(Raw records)

──────

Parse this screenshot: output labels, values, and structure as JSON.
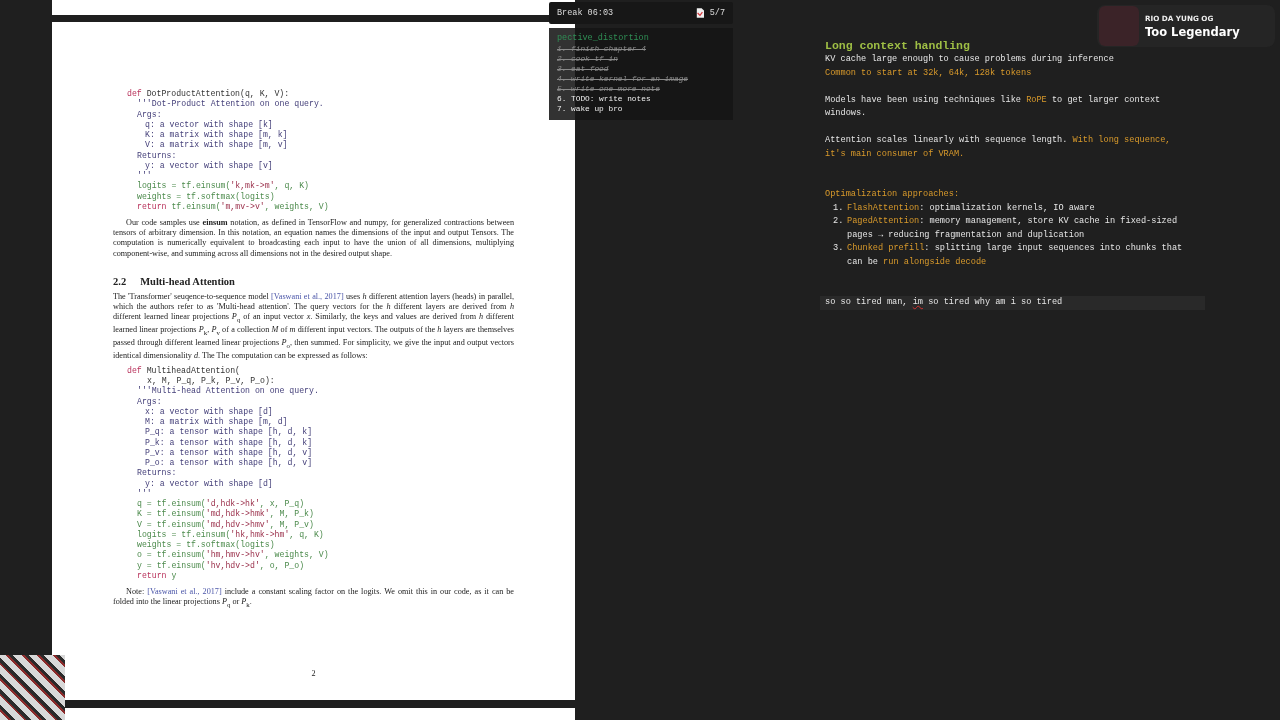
{
  "paper": {
    "code_blocks": [
      {
        "lines": [
          {
            "kind": "signature",
            "parts": [
              {
                "kind": "keyword",
                "text": "def "
              },
              {
                "kind": "name",
                "text": "DotProductAttention(q, K, V):"
              }
            ]
          },
          {
            "kind": "docstring",
            "parts": [
              {
                "kind": "doc",
                "text": "'''Dot-Product Attention on one query."
              }
            ]
          },
          {
            "kind": "docstring",
            "parts": [
              {
                "kind": "doc",
                "text": "Args:"
              }
            ]
          },
          {
            "kind": "arg",
            "parts": [
              {
                "kind": "doc",
                "text": "q: a vector with shape [k]"
              }
            ]
          },
          {
            "kind": "arg",
            "parts": [
              {
                "kind": "doc",
                "text": "K: a matrix with shape [m, k]"
              }
            ]
          },
          {
            "kind": "arg",
            "parts": [
              {
                "kind": "doc",
                "text": "V: a matrix with shape [m, v]"
              }
            ]
          },
          {
            "kind": "docstring",
            "parts": [
              {
                "kind": "doc",
                "text": "Returns:"
              }
            ]
          },
          {
            "kind": "arg",
            "parts": [
              {
                "kind": "doc",
                "text": "y: a vector with shape [v]"
              }
            ]
          },
          {
            "kind": "docstring",
            "parts": [
              {
                "kind": "doc",
                "text": "'''"
              }
            ]
          },
          {
            "kind": "statement",
            "parts": [
              {
                "kind": "var",
                "text": "logits = tf.einsum("
              },
              {
                "kind": "string",
                "text": "'k,mk->m'"
              },
              {
                "kind": "var",
                "text": ", q, K)"
              }
            ]
          },
          {
            "kind": "statement",
            "parts": [
              {
                "kind": "var",
                "text": "weights = tf.softmax(logits)"
              }
            ]
          },
          {
            "kind": "statement",
            "parts": [
              {
                "kind": "keyword",
                "text": "return "
              },
              {
                "kind": "var",
                "text": "tf.einsum("
              },
              {
                "kind": "string",
                "text": "'m,mv->v'"
              },
              {
                "kind": "var",
                "text": ", weights, V)"
              }
            ]
          }
        ]
      },
      {
        "lines": [
          {
            "kind": "signature",
            "parts": [
              {
                "kind": "keyword",
                "text": "def "
              },
              {
                "kind": "name",
                "text": "MultiheadAttention("
              }
            ]
          },
          {
            "kind": "continuation",
            "parts": [
              {
                "kind": "name",
                "text": "x, M, P_q, P_k, P_v, P_o):"
              }
            ]
          },
          {
            "kind": "docstring",
            "parts": [
              {
                "kind": "doc",
                "text": "'''Multi-head Attention on one query."
              }
            ]
          },
          {
            "kind": "docstring",
            "parts": [
              {
                "kind": "doc",
                "text": "Args:"
              }
            ]
          },
          {
            "kind": "arg",
            "parts": [
              {
                "kind": "doc",
                "text": "x: a vector with shape [d]"
              }
            ]
          },
          {
            "kind": "arg",
            "parts": [
              {
                "kind": "doc",
                "text": "M: a matrix with shape [m, d]"
              }
            ]
          },
          {
            "kind": "arg",
            "parts": [
              {
                "kind": "doc",
                "text": "P_q: a tensor with shape [h, d, k]"
              }
            ]
          },
          {
            "kind": "arg",
            "parts": [
              {
                "kind": "doc",
                "text": "P_k: a tensor with shape [h, d, k]"
              }
            ]
          },
          {
            "kind": "arg",
            "parts": [
              {
                "kind": "doc",
                "text": "P_v: a tensor with shape [h, d, v]"
              }
            ]
          },
          {
            "kind": "arg",
            "parts": [
              {
                "kind": "doc",
                "text": "P_o: a tensor with shape [h, d, v]"
              }
            ]
          },
          {
            "kind": "docstring",
            "parts": [
              {
                "kind": "doc",
                "text": "Returns:"
              }
            ]
          },
          {
            "kind": "arg",
            "parts": [
              {
                "kind": "doc",
                "text": "y: a vector with shape [d]"
              }
            ]
          },
          {
            "kind": "docstring",
            "parts": [
              {
                "kind": "doc",
                "text": "'''"
              }
            ]
          },
          {
            "kind": "statement",
            "parts": [
              {
                "kind": "var",
                "text": "q = tf.einsum("
              },
              {
                "kind": "string",
                "text": "'d,hdk->hk'"
              },
              {
                "kind": "var",
                "text": ", x, P_q)"
              }
            ]
          },
          {
            "kind": "statement",
            "parts": [
              {
                "kind": "var",
                "text": "K = tf.einsum("
              },
              {
                "kind": "string",
                "text": "'md,hdk->hmk'"
              },
              {
                "kind": "var",
                "text": ", M, P_k)"
              }
            ]
          },
          {
            "kind": "statement",
            "parts": [
              {
                "kind": "var",
                "text": "V = tf.einsum("
              },
              {
                "kind": "string",
                "text": "'md,hdv->hmv'"
              },
              {
                "kind": "var",
                "text": ", M, P_v)"
              }
            ]
          },
          {
            "kind": "statement",
            "parts": [
              {
                "kind": "var",
                "text": "logits = tf.einsum("
              },
              {
                "kind": "string",
                "text": "'hk,hmk->hm'"
              },
              {
                "kind": "var",
                "text": ", q, K)"
              }
            ]
          },
          {
            "kind": "statement",
            "parts": [
              {
                "kind": "var",
                "text": "weights = tf.softmax(logits)"
              }
            ]
          },
          {
            "kind": "statement",
            "parts": [
              {
                "kind": "var",
                "text": "o = tf.einsum("
              },
              {
                "kind": "string",
                "text": "'hm,hmv->hv'"
              },
              {
                "kind": "var",
                "text": ", weights, V)"
              }
            ]
          },
          {
            "kind": "statement",
            "parts": [
              {
                "kind": "var",
                "text": "y = tf.einsum("
              },
              {
                "kind": "string",
                "text": "'hv,hdv->d'"
              },
              {
                "kind": "var",
                "text": ", o, P_o)"
              }
            ]
          },
          {
            "kind": "statement",
            "parts": [
              {
                "kind": "keyword",
                "text": "return "
              },
              {
                "kind": "var",
                "text": "y"
              }
            ]
          }
        ]
      }
    ],
    "paragraph_1": [
      {
        "kind": "text",
        "text": "Our code samples use **einsum** notation, as defined in TensorFlow and numpy, for generalized contractions between tensors of arbitrary dimension. In this notation, an equation names the dimensions of the input and output Tensors. The computation is numerically equivalent to broadcasting each input to have the union of all dimensions, multiplying component-wise, and summing across all dimensions not in the desired output shape."
      }
    ],
    "section_number": "2.2",
    "section_title": "Multi-head Attention",
    "paragraph_2": [
      {
        "kind": "text",
        "text": "The 'Transformer' seuqence-to-sequence model "
      },
      {
        "kind": "link",
        "text": "[Vaswani et al., 2017]"
      },
      {
        "kind": "text",
        "text": " uses *h* different attention layers (heads) in parallel, which the authors refer to as 'Multi-head attention'. The query vectors for the *h* different layers are derived from *h* different learned linear projections *P*$_{q}$ of an input vector *x*. Similarly, the keys and values are derived from *h* different learned linear projections *P*$_{k}$, *P*$_{v}$ of a collection *M* of *m* different input vectors. The outputs of the *h* layers are themselves passed through different learned linear projections *P*$_{o}$, then summed. For simplicity, we give the input and output vectors identical dimensionality *d*. The The computation can be expressed as follows:"
      }
    ],
    "note": [
      {
        "kind": "text",
        "text": "Note: "
      },
      {
        "kind": "link",
        "text": "[Vaswani et al., 2017]"
      },
      {
        "kind": "text",
        "text": " include a constant scaling factor on the logits. We omit this in our code, as it can be folded into the linear projections *P*$_{q}$ or *P*$_{k}$."
      }
    ],
    "page_number": "2"
  },
  "break_timer": {
    "label": "Break 06:03",
    "counter": "5/7"
  },
  "todo": {
    "title": "pective_distortion",
    "items": [
      {
        "text": "1. finish chapter 4",
        "done": true
      },
      {
        "text": "2. cook tf in",
        "done": true
      },
      {
        "text": "3. eat food",
        "done": true
      },
      {
        "text": "4. write kernel for an image",
        "done": true
      },
      {
        "text": "5. write one more note",
        "done": true
      },
      {
        "text": "6. TODO: write notes",
        "done": false
      },
      {
        "text": "7. wake up bro",
        "done": false
      }
    ]
  },
  "notes": {
    "heading": "Long context handling",
    "blocks": [
      {
        "kind": "text",
        "lines": [
          [
            {
              "kind": "plain",
              "text": "KV cache large enough to cause problems during inference"
            }
          ],
          [
            {
              "kind": "accent",
              "text": "Common to start at 32k, 64k, 128k tokens"
            }
          ]
        ]
      },
      {
        "kind": "text",
        "lines": [
          [
            {
              "kind": "plain",
              "text": "Models have been using techniques like "
            },
            {
              "kind": "accent",
              "text": "RoPE"
            },
            {
              "kind": "plain",
              "text": " to get larger context windows."
            }
          ]
        ]
      },
      {
        "kind": "text",
        "lines": [
          [
            {
              "kind": "plain",
              "text": "Attention scales linearly with sequence length. "
            },
            {
              "kind": "accent",
              "text": "With long sequence, it's main consumer of VRAM."
            }
          ]
        ]
      },
      {
        "kind": "list",
        "title": [
          {
            "kind": "accent",
            "text": "Optimalization approaches:"
          }
        ],
        "items": [
          {
            "number": "1.",
            "parts": [
              {
                "kind": "accent",
                "text": "FlashAttention"
              },
              {
                "kind": "plain",
                "text": ": optimalization kernels, IO aware"
              }
            ]
          },
          {
            "number": "2.",
            "parts": [
              {
                "kind": "accent",
                "text": "PagedAttention"
              },
              {
                "kind": "plain",
                "text": ": memory management, store KV cache in fixed-sized pages → reducing fragmentation and duplication"
              }
            ]
          },
          {
            "number": "3.",
            "parts": [
              {
                "kind": "accent",
                "text": "Chunked prefill"
              },
              {
                "kind": "plain",
                "text": ": splitting large input sequences into chunks that can be "
              },
              {
                "kind": "accent",
                "text": "run alongside decode"
              }
            ]
          }
        ]
      },
      {
        "kind": "current",
        "lines": [
          [
            {
              "kind": "plain",
              "text": "so so tired man, "
            },
            {
              "kind": "misspelled",
              "text": "im"
            },
            {
              "kind": "plain",
              "text": " so tired why am i so tired"
            }
          ]
        ]
      }
    ]
  },
  "now_playing": {
    "artist": "RIO DA YUNG OG",
    "title": "Too Legendary"
  }
}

──────

What you should do: Pick each line holding the word "write" out of the listing.

The result:
        "text": "4. write kernel for an image",
        "text": "5. write one more note",
        "text": "6. TODO: write notes",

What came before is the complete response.